* _EXTRACTO DEL DOCUMENTO_
<<<<

En V, los visitantes se hicieron célebres por su aspecto de reptiles y por su ingestión de pequeños roedores. Era la época de películas como Enemigo mío o La mosca. En la primera temporada de la nueva V los visitantes nunca abandonan su apariencia humana y la dieta de mamíferos es suplantada por apetitosos platos de cocina levemente oriental, minimalista y fusión. Sólo en cierto momento una humana embarazada de un visitante siente la tentación de comerse un ratón. Es un guiño dirigido al espectador nostálgico y cómplice y un recordatorio de que la sutileza narrativa se ha instalado en los códigos de lectura de la teleficción: el intertexto y la alusión. Como los cylons, encamados en atractivos hombres y mujeres, los visitantes son bellos, exteriormente humanos. Por fuera, pantalla que repite incansablemente su mensaje de paz; por dentro, terroristas con una agenda de exterminio. La posibilidad de su humanización es el motor utópico que actúa como subtexto de un guión saturado de atentados, traiciones, revelaciones y giros sentimentales y políticos. Sabemos que esa metamorfosis es imposible, que serán nuestros enemigos hasta el último capítulo de la última temporada, pero verlos como humanos los vuelve menos planos, más tridimensionales. Por eso tiene tanto potencial Fringe, porque en ella los otros son versiones alternativas y absolutamente humanas de nosotros mismos.

V nos obliga a pensar en el remake como procedimiento narrativo. En tanto que reescritura de un texto preexistente, el remake transparenta en cada línea, en cada plano, en cada rostro el referente original. Por tanto, lo que estamos viendo se encuentra, a nuestros ojos, en tensión con lo que vimos. No hablo desde el punto de vista de la producción (de la estética, de la poética, de la intención política del autor o autores); hablo desde el polo de la recepción: el remake opera por superposición y su presencia invoca, plano a plano, la presencia fantasmática del referente reformulado.

En el caso de V, ver esa serie en el año 2010 me enfrenta al niño que yo era en los años 80.

El niño que comía ratones y gusanos de gominola.

El éxito del remake estriba en borrar el original o, al menos, en hacerlo invisible tras un artefacto de desvíos sutiles o de nubes de humo o de fuegos artificiales. V lo consigue no sólo técnicamente, sino también conceptualmente. En la época de los productos transmediáticos, en que la gestación de una obra es simultánea a la de sus versiones en otras plataformas, es decir, en la que la novela o la película o la teleserie puede ser llamada central, pero no original, porque ningún producto es anterior a sus hermanos y por tanto no existe una única raíz, la reescritura explícita de un texto anterior, de un original posible, supone al cabo un ejercicio de resurrección motivado por el romanticismo (en su doble dimensión amorosa y fúnebre).

Para que exista la nostalgia que es la espina dorsal del remake debíamos existir, es decir, ser contemporáneos de la obra original. Pero, aún así, somos otros y el yo actual no existía entonces. Vi V cuando para mí las teleseries no eran más que personajes interactuando según tramas. Ahora las veo como construcciones sofisticadas que proponen diversas lecturas, complementarias o en conflicto, complejas, en el seno de nuestra sociedad mestiza y relacionada.

Soy un remake del que fui en los años 80.

La misma tensión que me une a aquel telespectador niño vincula el original con su reescritura.

>>>>

* _TAREA INDICADA 1_
Según el texto sobre la serie V, ¿por qué se hicieron célebres los visitantes en la V original?
* _TAREA INDICADA 2_
Repite literalmente el fragmento del texto sobre la serie V que va desde "El éxito del" hasta "amorosa y fúnebre).", ambos incluidos.
* _TAREA INDICADA 3_
De acuerdo con el texto sobre la serie V, explica por qué Fringe tiene tanto potencial.

* _INFORMACIÓN PROPORCIONADA_

<<<<

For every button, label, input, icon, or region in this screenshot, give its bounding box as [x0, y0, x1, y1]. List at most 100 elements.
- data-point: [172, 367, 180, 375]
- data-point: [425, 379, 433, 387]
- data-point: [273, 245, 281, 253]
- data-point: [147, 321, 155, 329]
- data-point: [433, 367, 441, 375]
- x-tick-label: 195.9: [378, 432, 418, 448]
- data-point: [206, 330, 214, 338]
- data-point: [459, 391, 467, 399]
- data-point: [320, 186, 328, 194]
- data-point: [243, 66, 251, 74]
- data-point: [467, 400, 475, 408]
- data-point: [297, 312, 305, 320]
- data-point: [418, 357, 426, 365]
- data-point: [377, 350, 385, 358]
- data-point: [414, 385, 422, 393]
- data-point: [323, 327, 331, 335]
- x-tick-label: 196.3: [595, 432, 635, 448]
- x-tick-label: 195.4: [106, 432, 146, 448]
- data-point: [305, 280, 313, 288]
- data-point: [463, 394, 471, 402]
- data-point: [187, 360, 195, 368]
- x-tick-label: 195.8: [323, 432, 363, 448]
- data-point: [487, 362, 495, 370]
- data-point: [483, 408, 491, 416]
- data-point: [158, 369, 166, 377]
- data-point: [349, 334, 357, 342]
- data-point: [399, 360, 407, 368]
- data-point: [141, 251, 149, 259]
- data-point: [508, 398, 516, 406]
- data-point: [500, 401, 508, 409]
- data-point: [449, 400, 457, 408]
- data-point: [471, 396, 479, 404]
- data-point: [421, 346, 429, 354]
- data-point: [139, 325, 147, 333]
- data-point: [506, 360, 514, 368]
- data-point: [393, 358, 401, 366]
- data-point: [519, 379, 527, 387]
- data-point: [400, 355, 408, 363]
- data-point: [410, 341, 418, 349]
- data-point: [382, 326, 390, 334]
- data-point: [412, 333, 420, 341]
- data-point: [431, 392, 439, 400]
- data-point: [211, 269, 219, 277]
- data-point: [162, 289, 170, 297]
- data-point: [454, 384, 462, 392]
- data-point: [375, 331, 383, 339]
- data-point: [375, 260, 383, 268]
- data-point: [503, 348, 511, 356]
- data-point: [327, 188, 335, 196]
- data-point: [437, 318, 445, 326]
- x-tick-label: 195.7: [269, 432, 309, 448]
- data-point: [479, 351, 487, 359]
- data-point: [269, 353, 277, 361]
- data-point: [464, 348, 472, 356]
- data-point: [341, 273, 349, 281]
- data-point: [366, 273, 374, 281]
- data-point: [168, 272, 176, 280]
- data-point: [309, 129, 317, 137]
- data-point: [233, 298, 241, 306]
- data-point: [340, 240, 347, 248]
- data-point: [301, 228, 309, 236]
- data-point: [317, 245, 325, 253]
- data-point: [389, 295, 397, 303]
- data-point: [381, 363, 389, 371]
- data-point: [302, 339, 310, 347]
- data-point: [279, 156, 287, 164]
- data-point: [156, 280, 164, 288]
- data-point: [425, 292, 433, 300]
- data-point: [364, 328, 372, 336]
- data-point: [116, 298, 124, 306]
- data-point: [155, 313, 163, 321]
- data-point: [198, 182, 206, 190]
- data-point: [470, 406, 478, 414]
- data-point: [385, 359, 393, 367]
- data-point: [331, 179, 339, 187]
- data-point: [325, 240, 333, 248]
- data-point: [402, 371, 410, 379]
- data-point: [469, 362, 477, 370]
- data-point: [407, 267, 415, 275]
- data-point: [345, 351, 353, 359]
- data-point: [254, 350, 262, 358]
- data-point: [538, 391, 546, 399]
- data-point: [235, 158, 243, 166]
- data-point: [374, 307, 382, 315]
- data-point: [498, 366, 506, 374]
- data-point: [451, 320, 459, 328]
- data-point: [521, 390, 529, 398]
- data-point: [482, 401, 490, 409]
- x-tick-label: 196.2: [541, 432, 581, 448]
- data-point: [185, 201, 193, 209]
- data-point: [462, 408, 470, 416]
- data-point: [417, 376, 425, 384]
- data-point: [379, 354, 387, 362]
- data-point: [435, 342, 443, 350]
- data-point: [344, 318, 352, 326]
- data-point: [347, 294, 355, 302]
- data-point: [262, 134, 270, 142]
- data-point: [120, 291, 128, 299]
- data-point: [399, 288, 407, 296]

>>>>

* _RESPUESTA COMPLETA 1_
Por su aspecto de reptiles y por su ingestión de pequeños roedores.

* _RESPUESTA COMPLETA 2_
El éxito del remake estriba en borrar el original o, al menos, en hacerlo invisible tras un artefacto de desvíos sutiles o de nubes de humo o de fuegos artificiales. V lo consigue no sólo técnicamente, sino también conceptualmente. En la época de los productos transmediáticos, en que la gestación de una obra es simultánea a la de sus versiones en otras plataformas, es decir, en la que la novela o la película o la teleserie puede ser llamada central, pero no original, porque ningún producto es anterior a sus hermanos y por tanto no existe una única raíz, la reescritura explícita de un texto anterior, de un original posible, supone al cabo un ejercicio de resurrección motivado por el romanticismo (en su doble dimensión amorosa y fúnebre).

* _RESPUESTA COMPLETA 3_
Fringe tiene tanto potencial porque en ella los otros son versiones alternativas y absolutamente humanas de nosotros mismos. El texto lo vincula con la idea de que ver a los enemigos como humanos los vuelve menos planos y más tridimensionales.